Data entries:

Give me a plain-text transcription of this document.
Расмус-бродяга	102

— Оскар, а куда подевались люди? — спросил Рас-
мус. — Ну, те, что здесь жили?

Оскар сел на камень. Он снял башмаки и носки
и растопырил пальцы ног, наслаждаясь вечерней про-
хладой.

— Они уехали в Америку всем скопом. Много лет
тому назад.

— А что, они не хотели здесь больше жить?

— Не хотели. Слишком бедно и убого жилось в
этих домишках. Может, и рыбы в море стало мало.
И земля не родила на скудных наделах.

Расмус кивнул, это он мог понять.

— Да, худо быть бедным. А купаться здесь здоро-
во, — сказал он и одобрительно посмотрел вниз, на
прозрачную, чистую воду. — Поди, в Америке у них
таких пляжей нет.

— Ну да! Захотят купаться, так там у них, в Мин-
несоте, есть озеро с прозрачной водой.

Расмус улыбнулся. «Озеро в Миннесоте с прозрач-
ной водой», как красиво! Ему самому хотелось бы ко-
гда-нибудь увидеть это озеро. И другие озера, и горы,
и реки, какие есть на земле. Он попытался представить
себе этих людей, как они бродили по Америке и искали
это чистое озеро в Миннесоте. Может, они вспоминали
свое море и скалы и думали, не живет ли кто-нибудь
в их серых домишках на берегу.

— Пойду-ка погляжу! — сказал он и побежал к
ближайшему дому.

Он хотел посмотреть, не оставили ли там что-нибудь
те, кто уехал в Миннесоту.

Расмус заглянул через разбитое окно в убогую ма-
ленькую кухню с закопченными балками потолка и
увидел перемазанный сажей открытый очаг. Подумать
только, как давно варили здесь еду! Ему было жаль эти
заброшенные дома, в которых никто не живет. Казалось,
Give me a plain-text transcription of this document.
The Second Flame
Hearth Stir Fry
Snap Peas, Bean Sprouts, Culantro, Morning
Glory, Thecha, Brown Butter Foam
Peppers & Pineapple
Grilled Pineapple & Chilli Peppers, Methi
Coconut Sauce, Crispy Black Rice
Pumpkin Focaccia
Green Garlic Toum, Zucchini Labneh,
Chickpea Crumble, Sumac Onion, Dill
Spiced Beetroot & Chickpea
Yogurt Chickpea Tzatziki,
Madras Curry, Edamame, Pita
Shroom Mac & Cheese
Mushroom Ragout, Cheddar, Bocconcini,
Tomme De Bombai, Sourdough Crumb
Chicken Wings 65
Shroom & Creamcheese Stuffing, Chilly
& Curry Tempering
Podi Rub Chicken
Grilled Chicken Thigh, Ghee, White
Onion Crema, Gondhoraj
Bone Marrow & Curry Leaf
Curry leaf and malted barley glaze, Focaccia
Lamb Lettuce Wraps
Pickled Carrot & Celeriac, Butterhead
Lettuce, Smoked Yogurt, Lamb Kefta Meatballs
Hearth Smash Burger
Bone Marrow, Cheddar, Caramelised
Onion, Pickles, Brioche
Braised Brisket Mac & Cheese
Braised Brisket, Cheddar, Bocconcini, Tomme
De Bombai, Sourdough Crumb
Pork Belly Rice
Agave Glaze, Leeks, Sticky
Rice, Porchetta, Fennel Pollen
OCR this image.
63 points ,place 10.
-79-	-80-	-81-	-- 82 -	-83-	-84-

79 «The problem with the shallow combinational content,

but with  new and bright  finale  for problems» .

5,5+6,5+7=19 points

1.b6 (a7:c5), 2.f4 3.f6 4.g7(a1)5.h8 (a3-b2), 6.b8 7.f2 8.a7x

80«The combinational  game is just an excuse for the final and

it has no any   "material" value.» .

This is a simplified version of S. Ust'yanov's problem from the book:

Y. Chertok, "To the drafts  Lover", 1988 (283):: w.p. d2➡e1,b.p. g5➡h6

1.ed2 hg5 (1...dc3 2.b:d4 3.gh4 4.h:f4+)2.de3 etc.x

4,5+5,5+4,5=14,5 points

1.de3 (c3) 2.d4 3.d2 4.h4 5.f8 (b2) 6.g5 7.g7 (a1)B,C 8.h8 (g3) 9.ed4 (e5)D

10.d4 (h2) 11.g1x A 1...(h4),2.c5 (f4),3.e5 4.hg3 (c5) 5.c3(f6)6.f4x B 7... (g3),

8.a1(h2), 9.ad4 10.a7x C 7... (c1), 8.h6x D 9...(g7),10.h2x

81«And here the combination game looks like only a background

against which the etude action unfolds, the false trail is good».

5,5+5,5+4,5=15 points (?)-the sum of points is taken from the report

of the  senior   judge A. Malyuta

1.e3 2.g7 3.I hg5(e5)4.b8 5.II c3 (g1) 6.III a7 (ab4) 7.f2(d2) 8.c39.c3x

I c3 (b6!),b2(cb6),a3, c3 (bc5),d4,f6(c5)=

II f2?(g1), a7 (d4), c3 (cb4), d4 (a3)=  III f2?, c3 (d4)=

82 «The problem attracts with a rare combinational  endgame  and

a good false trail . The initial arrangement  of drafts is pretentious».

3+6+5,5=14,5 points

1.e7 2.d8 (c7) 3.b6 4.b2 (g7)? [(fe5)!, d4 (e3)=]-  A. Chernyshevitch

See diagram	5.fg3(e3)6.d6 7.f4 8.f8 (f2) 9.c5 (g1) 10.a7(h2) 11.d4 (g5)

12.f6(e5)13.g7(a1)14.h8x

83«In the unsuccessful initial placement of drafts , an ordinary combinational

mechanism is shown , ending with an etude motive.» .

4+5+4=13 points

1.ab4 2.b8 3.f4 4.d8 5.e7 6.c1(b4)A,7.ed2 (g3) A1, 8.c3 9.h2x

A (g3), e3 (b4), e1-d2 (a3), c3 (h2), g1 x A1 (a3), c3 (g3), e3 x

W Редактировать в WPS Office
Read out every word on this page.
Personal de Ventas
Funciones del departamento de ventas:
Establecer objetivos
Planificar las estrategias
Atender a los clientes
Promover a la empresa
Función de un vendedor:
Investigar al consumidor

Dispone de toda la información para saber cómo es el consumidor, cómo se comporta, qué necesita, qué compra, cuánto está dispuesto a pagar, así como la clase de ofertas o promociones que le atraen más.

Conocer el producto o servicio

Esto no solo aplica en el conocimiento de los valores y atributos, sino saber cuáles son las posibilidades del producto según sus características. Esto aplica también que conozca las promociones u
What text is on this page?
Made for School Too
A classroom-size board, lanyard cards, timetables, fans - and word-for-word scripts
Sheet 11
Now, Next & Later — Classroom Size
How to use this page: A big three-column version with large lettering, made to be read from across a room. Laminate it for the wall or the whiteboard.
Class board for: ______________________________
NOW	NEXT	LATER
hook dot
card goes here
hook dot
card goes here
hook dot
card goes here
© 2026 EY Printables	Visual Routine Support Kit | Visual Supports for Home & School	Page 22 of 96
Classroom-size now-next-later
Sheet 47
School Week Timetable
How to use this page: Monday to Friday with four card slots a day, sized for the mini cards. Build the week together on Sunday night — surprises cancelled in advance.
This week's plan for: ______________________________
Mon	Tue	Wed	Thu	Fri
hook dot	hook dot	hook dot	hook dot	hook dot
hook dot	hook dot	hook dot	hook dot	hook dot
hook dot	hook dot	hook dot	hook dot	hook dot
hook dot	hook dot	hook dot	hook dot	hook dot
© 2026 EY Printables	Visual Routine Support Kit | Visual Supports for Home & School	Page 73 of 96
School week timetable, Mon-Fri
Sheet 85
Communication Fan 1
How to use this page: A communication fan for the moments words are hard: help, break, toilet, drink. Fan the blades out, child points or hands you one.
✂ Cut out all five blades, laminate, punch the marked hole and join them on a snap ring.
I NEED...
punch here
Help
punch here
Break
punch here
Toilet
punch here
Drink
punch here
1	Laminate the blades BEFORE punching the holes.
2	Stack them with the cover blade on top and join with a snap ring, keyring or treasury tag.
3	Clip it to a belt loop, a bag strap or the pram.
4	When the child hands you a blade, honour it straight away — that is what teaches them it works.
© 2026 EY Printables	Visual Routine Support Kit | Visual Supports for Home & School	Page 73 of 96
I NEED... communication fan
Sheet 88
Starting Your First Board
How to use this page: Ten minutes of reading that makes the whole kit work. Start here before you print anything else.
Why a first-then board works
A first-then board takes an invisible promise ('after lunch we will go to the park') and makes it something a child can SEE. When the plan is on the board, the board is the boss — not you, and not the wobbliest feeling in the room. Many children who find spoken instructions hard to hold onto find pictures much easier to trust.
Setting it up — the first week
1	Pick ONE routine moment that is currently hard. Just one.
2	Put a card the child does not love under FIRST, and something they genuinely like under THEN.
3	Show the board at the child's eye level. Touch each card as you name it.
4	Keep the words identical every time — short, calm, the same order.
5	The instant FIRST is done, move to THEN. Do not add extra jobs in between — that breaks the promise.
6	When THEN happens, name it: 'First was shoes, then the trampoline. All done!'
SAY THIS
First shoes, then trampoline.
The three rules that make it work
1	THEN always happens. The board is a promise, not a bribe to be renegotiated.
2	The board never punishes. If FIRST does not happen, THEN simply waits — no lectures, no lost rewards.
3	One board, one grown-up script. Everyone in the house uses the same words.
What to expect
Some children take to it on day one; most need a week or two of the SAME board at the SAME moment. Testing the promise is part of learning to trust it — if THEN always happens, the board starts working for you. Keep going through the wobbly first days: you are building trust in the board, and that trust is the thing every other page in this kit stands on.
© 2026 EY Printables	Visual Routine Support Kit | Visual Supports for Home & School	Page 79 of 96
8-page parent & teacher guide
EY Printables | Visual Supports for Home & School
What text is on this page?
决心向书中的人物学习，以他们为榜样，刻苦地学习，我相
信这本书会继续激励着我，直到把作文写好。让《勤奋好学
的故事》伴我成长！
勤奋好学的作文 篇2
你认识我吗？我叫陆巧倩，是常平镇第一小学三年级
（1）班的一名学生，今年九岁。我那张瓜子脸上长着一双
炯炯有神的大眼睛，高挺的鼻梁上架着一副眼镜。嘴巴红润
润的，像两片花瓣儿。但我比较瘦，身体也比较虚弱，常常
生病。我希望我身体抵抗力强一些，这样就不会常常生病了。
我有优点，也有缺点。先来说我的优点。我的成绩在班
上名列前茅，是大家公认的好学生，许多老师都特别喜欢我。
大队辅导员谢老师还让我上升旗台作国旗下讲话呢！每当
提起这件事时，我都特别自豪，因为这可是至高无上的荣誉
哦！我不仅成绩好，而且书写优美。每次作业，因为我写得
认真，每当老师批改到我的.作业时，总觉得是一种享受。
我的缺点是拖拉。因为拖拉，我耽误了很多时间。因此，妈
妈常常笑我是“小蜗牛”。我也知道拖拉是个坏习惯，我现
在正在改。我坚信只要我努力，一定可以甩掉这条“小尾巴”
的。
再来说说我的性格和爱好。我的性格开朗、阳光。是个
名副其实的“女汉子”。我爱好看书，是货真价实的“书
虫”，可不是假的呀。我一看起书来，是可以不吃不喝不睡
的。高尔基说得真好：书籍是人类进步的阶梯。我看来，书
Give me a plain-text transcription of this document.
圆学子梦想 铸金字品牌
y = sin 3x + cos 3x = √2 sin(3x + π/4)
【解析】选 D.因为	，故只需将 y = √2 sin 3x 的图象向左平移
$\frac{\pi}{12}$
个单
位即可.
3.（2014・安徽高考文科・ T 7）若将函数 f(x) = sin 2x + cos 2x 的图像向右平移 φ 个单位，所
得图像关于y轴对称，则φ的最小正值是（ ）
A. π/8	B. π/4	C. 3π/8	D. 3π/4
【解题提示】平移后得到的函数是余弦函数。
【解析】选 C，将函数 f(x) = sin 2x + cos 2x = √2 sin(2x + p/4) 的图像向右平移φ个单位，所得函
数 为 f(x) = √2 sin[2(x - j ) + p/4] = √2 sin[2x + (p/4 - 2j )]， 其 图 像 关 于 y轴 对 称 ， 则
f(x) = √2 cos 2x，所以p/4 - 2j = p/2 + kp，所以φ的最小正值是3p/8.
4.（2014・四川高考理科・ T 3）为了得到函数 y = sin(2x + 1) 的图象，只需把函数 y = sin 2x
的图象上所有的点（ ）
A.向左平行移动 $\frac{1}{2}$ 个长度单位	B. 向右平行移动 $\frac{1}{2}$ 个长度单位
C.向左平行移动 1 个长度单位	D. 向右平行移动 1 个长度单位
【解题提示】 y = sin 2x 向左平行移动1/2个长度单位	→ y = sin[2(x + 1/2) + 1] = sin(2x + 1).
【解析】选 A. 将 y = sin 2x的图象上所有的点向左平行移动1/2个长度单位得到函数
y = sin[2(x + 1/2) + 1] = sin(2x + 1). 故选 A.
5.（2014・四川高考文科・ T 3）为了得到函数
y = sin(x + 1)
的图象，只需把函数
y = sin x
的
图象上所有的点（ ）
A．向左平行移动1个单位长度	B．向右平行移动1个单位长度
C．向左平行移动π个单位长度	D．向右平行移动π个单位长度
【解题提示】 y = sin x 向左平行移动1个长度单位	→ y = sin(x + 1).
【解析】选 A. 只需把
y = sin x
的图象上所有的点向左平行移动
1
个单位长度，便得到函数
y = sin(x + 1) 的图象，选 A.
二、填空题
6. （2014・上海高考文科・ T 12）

**WORK INSTRUCTIONS**
Pull out every line in the material above where "Pineapple" occurs.

**RESULT FOR THIS TASK**
Peppers & Pineapple
Grilled Pineapple & Chilli Peppers, Methi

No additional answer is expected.